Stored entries
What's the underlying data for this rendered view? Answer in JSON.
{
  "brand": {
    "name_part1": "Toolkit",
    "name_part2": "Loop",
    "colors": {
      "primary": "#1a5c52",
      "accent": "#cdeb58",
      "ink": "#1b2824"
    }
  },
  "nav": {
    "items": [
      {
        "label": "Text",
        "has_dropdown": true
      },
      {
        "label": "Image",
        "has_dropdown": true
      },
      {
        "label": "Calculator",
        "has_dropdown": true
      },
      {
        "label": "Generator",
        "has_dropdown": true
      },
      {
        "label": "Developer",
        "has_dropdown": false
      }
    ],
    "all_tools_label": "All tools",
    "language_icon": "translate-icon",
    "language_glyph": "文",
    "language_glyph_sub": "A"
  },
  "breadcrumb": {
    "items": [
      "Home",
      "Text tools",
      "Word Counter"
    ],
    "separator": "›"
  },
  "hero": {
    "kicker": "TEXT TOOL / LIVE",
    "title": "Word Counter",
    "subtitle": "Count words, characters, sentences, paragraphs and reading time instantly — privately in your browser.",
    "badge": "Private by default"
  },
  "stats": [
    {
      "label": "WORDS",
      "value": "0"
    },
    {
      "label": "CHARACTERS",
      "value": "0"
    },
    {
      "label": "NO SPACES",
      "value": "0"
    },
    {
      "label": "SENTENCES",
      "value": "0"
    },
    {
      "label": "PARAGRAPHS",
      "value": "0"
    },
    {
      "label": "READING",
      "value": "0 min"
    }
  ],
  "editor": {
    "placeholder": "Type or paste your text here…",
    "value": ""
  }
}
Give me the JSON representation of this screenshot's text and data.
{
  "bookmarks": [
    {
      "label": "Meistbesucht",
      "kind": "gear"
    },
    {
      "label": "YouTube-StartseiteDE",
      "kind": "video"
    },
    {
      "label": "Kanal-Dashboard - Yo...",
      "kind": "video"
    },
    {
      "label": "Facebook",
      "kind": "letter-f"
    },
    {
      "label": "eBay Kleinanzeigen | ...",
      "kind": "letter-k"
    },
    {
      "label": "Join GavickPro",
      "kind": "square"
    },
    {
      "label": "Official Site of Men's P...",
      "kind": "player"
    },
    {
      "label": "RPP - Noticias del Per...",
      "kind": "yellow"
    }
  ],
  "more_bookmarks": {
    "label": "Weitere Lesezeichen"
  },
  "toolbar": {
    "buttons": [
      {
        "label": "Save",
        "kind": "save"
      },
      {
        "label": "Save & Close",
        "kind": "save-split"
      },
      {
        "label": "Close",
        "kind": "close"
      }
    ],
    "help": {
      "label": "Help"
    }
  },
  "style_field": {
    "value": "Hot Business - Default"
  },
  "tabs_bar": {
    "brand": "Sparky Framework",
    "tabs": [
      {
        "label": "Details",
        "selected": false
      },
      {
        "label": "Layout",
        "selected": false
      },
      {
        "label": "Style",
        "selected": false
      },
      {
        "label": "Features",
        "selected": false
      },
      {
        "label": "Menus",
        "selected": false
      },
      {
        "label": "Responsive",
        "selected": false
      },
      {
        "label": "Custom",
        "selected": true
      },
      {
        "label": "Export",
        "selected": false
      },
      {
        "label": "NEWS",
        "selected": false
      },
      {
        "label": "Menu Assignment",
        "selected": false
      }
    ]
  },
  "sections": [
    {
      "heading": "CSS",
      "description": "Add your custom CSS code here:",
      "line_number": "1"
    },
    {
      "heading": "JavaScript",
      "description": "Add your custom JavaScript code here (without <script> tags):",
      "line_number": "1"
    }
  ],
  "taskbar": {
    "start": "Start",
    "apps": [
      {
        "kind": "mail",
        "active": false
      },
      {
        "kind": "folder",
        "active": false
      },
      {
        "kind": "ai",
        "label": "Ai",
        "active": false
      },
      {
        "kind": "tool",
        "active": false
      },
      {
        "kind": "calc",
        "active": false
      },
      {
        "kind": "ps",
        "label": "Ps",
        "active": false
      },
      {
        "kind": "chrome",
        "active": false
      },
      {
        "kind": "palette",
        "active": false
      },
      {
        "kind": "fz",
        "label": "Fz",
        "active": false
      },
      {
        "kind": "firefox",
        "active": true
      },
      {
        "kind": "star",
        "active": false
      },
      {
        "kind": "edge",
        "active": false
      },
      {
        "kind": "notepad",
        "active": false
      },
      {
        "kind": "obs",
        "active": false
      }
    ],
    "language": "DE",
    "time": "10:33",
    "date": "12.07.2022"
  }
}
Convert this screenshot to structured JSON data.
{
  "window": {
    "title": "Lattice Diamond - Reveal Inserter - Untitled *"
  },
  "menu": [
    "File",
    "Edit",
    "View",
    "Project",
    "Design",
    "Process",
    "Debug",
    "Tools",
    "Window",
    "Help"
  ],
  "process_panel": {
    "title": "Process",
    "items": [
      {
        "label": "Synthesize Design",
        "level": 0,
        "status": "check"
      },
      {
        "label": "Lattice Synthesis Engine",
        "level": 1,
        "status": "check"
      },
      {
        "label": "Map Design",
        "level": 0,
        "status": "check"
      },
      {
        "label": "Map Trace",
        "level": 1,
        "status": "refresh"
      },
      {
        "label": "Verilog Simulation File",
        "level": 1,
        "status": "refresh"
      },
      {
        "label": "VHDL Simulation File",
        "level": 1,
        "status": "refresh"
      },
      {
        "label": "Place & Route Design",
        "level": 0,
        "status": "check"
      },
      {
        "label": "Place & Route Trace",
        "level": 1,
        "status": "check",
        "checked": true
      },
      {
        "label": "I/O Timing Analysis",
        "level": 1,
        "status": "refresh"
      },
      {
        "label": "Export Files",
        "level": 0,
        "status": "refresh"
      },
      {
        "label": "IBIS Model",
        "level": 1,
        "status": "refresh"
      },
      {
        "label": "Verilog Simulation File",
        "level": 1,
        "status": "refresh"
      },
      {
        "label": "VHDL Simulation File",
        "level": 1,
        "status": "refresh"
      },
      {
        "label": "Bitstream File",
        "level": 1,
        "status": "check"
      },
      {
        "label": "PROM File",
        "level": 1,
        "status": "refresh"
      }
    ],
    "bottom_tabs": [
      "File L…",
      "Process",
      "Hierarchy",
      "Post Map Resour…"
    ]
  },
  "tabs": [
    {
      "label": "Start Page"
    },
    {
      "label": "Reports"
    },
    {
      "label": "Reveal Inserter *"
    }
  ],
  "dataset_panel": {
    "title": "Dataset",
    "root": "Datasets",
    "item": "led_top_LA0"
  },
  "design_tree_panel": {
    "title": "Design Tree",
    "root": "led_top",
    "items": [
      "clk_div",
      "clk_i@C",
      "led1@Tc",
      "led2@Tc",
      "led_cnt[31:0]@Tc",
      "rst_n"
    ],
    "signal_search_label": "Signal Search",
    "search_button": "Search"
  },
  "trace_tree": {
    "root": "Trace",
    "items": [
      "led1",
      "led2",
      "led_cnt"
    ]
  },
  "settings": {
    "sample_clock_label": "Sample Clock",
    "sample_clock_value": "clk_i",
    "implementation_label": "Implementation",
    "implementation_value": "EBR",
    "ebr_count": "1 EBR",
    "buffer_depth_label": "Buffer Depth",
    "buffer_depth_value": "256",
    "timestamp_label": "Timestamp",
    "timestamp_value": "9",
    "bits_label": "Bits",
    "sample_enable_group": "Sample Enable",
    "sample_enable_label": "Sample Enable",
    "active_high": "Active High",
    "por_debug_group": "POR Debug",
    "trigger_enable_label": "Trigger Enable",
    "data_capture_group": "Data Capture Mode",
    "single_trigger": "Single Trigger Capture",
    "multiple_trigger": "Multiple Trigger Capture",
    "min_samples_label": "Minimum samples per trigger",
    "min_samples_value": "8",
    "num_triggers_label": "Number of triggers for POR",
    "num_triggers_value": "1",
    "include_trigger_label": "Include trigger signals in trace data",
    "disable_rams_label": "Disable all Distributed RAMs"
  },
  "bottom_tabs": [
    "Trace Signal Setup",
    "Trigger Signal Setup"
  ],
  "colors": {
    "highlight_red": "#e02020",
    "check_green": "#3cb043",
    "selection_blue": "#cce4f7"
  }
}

→ **Exercise objective**:
Show the lines that mention the word "here".

→ **Solution below**:
    "placeholder": "Type or paste your text here…",
      "description": "Add your custom CSS code here:",
      "description": "Add your custom JavaScript code here (without <script> tags):",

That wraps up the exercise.